--- DATA SHOWN ---

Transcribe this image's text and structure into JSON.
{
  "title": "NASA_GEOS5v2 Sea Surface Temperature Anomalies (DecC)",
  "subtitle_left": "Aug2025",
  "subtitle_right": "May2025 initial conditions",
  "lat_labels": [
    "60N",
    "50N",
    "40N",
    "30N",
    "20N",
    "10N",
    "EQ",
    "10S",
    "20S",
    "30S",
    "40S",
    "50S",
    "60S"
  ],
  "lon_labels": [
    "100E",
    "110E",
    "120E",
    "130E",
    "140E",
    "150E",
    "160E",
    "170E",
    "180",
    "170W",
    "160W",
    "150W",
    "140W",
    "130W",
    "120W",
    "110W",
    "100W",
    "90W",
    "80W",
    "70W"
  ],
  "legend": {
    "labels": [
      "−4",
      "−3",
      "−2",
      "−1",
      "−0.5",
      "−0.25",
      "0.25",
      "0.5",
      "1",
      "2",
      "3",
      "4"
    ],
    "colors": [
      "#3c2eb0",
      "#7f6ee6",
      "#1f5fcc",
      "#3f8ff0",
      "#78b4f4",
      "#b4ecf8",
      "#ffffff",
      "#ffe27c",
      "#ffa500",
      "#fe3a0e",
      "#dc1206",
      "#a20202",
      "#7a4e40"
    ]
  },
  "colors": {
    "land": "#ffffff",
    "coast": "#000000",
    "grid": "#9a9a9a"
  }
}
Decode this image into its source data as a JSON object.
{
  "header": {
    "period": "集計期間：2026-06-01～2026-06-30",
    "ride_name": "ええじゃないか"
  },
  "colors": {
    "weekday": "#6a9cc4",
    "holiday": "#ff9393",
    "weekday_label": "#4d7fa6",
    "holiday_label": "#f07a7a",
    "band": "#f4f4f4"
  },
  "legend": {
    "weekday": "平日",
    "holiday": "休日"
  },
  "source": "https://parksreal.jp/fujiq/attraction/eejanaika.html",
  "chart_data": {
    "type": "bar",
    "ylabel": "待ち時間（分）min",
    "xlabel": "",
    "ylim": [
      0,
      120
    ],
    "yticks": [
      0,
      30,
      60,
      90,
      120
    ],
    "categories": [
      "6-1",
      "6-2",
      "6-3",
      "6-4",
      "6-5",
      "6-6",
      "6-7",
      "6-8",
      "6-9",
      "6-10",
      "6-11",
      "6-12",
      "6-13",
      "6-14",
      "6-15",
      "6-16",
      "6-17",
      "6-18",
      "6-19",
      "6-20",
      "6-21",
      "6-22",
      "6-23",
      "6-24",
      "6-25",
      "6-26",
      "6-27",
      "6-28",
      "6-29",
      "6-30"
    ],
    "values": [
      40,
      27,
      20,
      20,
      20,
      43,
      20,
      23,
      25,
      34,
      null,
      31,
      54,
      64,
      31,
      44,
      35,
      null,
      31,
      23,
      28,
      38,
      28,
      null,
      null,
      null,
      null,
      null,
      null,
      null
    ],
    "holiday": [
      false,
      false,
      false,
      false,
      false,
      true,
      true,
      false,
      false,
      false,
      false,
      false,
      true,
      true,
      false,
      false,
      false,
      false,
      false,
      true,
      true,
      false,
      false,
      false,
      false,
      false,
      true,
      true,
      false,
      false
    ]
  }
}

---

* THE TASK: From the records above, extract everything verbatim.

* ANSWER TO THIS EXERCISE:
Transcribe this image's text and structure into JSON.
{
  "title": "NASA_GEOS5v2 Sea Surface Temperature Anomalies (DecC)",
  "subtitle_left": "Aug2025",
  "subtitle_right": "May2025 initial conditions",
  "lat_labels": [
    "60N",
    "50N",
    "40N",
    "30N",
    "20N",
    "10N",
    "EQ",
    "10S",
    "20S",
    "30S",
    "40S",
    "50S",
    "60S"
  ],
  "lon_labels": [
    "100E",
    "110E",
    "120E",
    "130E",
    "140E",
    "150E",
    "160E",
    "170E",
    "180",
    "170W",
    "160W",
    "150W",
    "140W",
    "130W",
    "120W",
    "110W",
    "100W",
    "90W",
    "80W",
    "70W"
  ],
  "legend": {
    "labels": [
      "−4",
      "−3",
      "−2",
      "−1",
      "−0.5",
      "−0.25",
      "0.25",
      "0.5",
      "1",
      "2",
      "3",
      "4"
    ],
    "colors": [
      "#3c2eb0",
      "#7f6ee6",
      "#1f5fcc",
      "#3f8ff0",
      "#78b4f4",
      "#b4ecf8",
      "#ffffff",
      "#ffe27c",
      "#ffa500",
      "#fe3a0e",
      "#dc1206",
      "#a20202",
      "#7a4e40"
    ]
  },
  "colors": {
    "land": "#ffffff",
    "coast": "#000000",
    "grid": "#9a9a9a"
  }
}
Decode this image into its source data as a JSON object.
{
  "header": {
    "period": "集計期間：2026-06-01～2026-06-30",
    "ride_name": "ええじゃないか"
  },
  "colors": {
    "weekday": "#6a9cc4",
    "holiday": "#ff9393",
    "weekday_label": "#4d7fa6",
    "holiday_label": "#f07a7a",
    "band": "#f4f4f4"
  },
  "legend": {
    "weekday": "平日",
    "holiday": "休日"
  },
  "source": "https://parksreal.jp/fujiq/attraction/eejanaika.html",
  "chart_data": {
    "type": "bar",
    "ylabel": "待ち時間（分）min",
    "xlabel": "",
    "ylim": [
      0,
      120
    ],
    "yticks": [
      0,
      30,
      60,
      90,
      120
    ],
    "categories": [
      "6-1",
      "6-2",
      "6-3",
      "6-4",
      "6-5",
      "6-6",
      "6-7",
      "6-8",
      "6-9",
      "6-10",
      "6-11",
      "6-12",
      "6-13",
      "6-14",
      "6-15",
      "6-16",
      "6-17",
      "6-18",
      "6-19",
      "6-20",
      "6-21",
      "6-22",
      "6-23",
      "6-24",
      "6-25",
      "6-26",
      "6-27",
      "6-28",
      "6-29",
      "6-30"
    ],
    "values": [
      40,
      27,
      20,
      20,
      20,
      43,
      20,
      23,
      25,
      34,
      null,
      31,
      54,
      64,
      31,
      44,
      35,
      null,
      31,
      23,
      28,
      38,
      28,
      null,
      null,
      null,
      null,
      null,
      null,
      null
    ],
    "holiday": [
      false,
      false,
      false,
      false,
      false,
      true,
      true,
      false,
      false,
      false,
      false,
      false,
      true,
      true,
      false,
      false,
      false,
      false,
      false,
      true,
      true,
      false,
      false,
      false,
      false,
      false,
      true,
      true,
      false,
      false
    ]
  }
}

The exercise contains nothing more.